## STATED PROBLEM
Answer with nothing but a number: how many lines include the word "page"?

## INPUT FOR THIS TASK
>>>>

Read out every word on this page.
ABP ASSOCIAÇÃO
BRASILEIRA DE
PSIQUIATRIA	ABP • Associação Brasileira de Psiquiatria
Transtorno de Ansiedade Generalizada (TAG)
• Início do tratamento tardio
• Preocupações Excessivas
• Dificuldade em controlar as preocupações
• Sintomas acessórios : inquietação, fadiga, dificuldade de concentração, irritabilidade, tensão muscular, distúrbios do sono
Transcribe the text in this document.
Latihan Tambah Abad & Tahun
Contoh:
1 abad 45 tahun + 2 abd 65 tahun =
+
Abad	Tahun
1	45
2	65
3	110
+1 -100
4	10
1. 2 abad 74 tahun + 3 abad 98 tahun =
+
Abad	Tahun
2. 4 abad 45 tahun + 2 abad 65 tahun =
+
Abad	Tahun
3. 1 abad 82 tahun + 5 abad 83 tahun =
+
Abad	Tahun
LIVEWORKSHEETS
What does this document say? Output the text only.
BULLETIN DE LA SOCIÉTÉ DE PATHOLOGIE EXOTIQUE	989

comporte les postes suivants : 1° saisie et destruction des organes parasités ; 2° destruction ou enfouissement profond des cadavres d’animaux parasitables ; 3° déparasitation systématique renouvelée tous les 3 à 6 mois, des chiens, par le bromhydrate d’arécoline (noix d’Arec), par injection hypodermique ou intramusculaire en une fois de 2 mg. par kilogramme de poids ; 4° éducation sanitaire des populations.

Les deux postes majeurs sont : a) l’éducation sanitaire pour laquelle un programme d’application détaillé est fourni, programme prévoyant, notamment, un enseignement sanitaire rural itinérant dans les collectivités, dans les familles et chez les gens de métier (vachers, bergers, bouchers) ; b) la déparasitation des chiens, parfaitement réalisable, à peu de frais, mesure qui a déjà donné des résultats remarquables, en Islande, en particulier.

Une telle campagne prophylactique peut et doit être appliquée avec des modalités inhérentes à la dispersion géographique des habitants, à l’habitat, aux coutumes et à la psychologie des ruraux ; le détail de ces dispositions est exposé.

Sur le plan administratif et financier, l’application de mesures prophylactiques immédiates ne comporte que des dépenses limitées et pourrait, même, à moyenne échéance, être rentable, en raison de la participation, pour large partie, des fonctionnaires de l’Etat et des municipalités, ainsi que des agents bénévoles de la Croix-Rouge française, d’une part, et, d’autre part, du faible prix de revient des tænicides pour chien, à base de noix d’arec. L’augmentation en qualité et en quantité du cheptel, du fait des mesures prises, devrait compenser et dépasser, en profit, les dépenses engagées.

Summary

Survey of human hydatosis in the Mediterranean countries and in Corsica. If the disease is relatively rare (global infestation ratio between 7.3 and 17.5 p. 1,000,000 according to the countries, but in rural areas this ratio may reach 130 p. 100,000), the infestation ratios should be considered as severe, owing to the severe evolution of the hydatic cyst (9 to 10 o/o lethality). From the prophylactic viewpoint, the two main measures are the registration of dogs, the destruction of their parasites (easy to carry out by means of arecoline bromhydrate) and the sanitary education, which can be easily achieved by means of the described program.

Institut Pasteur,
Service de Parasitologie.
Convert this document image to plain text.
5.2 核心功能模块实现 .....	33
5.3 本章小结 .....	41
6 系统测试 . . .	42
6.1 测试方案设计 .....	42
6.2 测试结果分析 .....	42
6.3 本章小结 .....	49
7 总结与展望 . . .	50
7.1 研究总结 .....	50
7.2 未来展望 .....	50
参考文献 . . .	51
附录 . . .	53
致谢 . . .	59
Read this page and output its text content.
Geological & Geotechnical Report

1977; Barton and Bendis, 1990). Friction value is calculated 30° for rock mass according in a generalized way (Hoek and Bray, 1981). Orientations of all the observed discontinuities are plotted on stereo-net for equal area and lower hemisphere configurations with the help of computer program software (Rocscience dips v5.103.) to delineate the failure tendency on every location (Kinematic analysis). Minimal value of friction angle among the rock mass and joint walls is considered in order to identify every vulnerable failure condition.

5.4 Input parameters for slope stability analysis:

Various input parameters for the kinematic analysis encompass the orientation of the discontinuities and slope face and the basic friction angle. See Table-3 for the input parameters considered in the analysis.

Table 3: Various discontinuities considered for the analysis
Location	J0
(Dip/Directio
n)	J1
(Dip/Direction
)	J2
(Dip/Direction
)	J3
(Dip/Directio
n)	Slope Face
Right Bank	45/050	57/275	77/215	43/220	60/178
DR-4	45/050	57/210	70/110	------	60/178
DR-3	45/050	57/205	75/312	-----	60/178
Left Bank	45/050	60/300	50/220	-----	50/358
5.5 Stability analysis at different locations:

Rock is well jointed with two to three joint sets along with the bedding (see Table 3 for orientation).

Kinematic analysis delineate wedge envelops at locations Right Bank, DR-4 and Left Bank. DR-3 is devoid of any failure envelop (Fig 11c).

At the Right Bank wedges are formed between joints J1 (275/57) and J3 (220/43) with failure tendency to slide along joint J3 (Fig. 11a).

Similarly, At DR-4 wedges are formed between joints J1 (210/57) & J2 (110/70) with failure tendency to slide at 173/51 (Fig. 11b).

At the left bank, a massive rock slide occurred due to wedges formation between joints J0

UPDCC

<<<<

## FULL SOLUTION
2